start

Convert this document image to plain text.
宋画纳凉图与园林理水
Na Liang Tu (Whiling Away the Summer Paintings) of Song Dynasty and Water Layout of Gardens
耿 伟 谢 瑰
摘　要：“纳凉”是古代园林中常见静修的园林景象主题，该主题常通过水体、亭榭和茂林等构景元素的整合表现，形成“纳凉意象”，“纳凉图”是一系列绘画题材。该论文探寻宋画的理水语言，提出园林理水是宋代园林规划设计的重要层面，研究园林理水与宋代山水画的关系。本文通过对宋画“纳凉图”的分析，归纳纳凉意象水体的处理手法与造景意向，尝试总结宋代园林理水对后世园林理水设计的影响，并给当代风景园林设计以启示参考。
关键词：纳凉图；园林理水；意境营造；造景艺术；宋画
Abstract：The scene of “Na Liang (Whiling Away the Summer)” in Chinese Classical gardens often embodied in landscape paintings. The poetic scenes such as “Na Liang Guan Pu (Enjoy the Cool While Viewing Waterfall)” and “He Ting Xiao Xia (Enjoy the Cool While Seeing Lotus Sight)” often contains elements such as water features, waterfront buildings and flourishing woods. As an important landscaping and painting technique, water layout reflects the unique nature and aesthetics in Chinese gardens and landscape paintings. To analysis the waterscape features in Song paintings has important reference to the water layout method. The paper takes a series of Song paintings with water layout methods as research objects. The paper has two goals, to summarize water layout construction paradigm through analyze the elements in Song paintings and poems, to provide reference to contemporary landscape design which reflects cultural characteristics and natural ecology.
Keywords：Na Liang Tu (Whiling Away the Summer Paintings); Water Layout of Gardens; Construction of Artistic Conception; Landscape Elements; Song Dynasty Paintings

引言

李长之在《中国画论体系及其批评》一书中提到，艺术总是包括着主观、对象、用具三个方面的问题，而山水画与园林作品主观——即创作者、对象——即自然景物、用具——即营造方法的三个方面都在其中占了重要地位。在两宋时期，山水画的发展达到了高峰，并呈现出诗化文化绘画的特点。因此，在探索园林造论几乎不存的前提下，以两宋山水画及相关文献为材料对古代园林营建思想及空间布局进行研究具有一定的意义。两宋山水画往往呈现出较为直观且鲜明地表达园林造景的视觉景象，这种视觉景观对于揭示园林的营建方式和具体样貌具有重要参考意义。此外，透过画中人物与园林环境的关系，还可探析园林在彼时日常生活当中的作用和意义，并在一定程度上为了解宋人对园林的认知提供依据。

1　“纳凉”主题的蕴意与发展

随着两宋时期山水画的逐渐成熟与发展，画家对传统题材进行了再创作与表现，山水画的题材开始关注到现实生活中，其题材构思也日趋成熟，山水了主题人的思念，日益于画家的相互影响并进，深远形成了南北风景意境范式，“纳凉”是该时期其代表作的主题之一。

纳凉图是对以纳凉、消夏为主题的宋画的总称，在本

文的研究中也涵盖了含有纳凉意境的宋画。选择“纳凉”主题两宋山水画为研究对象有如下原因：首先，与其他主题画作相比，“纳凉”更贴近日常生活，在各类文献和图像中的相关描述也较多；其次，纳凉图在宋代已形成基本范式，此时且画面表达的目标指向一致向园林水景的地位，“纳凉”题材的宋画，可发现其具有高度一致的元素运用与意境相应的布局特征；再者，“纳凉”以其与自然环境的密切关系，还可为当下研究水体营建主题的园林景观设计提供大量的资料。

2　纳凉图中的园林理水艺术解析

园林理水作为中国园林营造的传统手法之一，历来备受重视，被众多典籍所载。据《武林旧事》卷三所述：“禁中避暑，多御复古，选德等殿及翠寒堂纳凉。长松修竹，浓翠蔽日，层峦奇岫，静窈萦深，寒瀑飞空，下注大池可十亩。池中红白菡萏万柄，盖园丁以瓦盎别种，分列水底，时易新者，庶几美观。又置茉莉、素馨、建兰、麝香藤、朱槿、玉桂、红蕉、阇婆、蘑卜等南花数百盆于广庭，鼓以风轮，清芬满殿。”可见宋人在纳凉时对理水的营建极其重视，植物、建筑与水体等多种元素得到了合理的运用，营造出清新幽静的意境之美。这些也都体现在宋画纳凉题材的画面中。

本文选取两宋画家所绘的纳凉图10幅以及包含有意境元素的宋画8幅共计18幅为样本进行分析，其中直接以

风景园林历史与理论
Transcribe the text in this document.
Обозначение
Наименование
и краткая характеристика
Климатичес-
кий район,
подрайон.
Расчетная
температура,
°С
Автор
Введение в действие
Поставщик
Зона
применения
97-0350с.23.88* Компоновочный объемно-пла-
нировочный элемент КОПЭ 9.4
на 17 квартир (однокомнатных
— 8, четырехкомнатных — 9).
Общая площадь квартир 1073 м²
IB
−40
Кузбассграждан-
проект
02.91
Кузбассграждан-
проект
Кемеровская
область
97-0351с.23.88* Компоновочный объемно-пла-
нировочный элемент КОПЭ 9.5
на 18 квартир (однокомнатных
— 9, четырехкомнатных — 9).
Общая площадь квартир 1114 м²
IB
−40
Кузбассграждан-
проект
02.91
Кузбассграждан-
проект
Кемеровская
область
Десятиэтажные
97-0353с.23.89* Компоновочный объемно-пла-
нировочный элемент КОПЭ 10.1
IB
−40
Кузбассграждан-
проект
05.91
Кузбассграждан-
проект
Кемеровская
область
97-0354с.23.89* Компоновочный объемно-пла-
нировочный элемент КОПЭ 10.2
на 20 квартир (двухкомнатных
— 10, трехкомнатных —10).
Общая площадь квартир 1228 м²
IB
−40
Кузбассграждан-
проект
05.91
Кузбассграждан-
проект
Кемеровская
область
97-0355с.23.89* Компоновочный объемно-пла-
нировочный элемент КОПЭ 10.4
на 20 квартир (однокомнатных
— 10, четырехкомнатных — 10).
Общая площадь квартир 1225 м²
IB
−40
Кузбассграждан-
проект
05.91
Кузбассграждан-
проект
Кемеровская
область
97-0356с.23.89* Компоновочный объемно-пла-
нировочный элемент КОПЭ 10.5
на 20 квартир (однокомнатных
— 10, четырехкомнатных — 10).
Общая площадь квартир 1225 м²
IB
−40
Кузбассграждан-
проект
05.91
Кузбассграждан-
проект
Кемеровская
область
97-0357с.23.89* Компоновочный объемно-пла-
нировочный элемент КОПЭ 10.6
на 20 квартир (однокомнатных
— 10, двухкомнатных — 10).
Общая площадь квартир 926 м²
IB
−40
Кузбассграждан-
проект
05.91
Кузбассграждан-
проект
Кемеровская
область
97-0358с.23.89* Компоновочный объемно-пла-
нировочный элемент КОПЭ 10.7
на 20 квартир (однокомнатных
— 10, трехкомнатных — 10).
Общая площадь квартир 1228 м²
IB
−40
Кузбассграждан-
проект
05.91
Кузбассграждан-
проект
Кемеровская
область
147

end

Copy every line that includes the string "трехкомнатных" from the material above.

— 10, трехкомнатных —10).
— 10, трехкомнатных — 10).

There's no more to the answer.